Copy the lines below as they are; omit the images they contain.

(begin)

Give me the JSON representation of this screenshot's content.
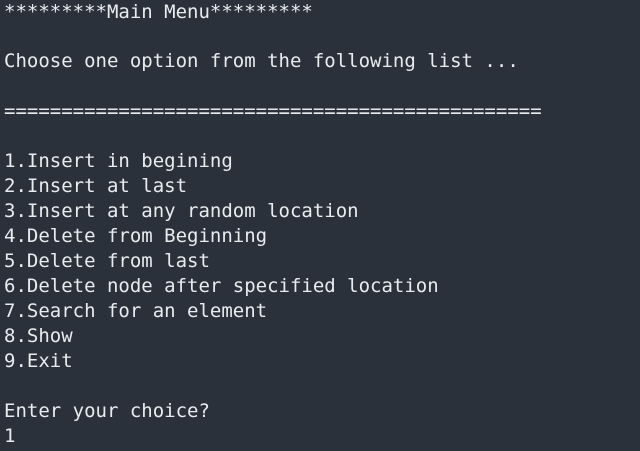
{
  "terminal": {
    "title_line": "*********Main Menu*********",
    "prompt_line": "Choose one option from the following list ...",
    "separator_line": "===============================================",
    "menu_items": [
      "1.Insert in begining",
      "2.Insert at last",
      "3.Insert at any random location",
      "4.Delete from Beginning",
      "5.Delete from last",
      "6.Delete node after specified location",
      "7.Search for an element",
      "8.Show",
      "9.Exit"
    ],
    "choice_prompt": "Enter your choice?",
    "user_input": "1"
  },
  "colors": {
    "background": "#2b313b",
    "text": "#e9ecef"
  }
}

(end)

*ANSWER TO THE TASK*:
Give me the JSON representation of this screenshot's content.
{
  "terminal": {
    "title_line": "*********Main Menu*********",
    "prompt_line": "Choose one option from the following list ...",
    "separator_line": "===============================================",
    "menu_items": [
      "1.Insert in begining",
      "2.Insert at last",
      "3.Insert at any random location",
      "4.Delete from Beginning",
      "5.Delete from last",
      "6.Delete node after specified location",
      "7.Search for an element",
      "8.Show",
      "9.Exit"
    ],
    "choice_prompt": "Enter your choice?",
    "user_input": "1"
  },
  "colors": {
    "background": "#2b313b",
    "text": "#e9ecef"
  }
}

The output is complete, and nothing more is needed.